------ EXTRACTED RECORDS ------

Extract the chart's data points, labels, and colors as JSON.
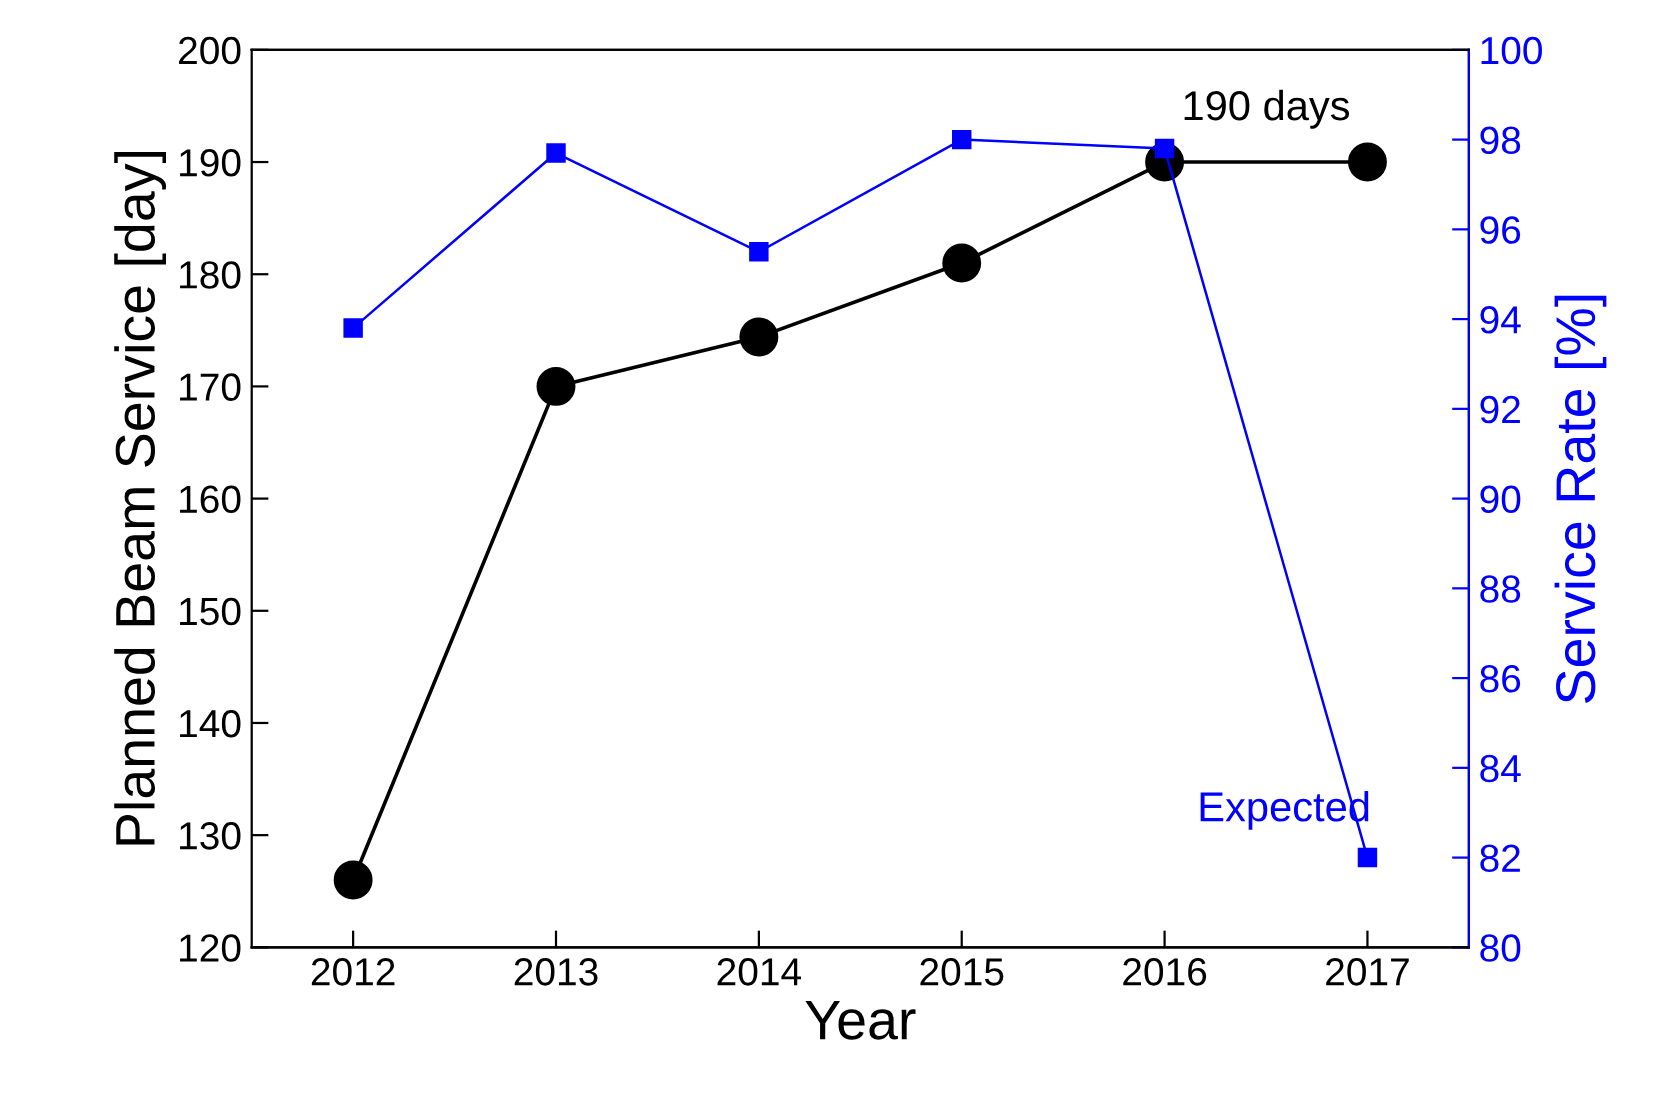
{
  "chart_data": {
    "type": "line",
    "xlabel": "Year",
    "ylabel": "Planned Beam Service [day]",
    "y2label": "Service Rate [%]",
    "x": [
      2012,
      2013,
      2014,
      2015,
      2016,
      2017
    ],
    "xlim": [
      2011.5,
      2017.5
    ],
    "xticks": [
      2012,
      2013,
      2014,
      2015,
      2016,
      2017
    ],
    "ylim": [
      120,
      200
    ],
    "yticks": [
      120,
      130,
      140,
      150,
      160,
      170,
      180,
      190,
      200
    ],
    "y2lim": [
      80,
      100
    ],
    "y2ticks": [
      80,
      82,
      84,
      86,
      88,
      90,
      92,
      94,
      96,
      98,
      100
    ],
    "series": [
      {
        "color": "#000000",
        "marker": "circle",
        "values": [
          126,
          170,
          174.4,
          181,
          190,
          190
        ]
      },
      {
        "color": "#0000ff",
        "marker": "square",
        "axis": "y2",
        "values": [
          93.8,
          97.7,
          95.5,
          98.0,
          97.8,
          82.0
        ]
      }
    ],
    "annotations": [
      {
        "text": "190 days",
        "x": 2016.5,
        "y": 190
      },
      "Expected"
    ],
    "grid": false,
    "legend": false
  }
}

------

**YOUR OBJECTIVE:**
In the lines above, locate the string "Service". Copy every line where it occurs.

**REPLY TO THE EXERCISE:**
    "ylabel": "Planned Beam Service [day]",
    "y2label": "Service Rate [%]",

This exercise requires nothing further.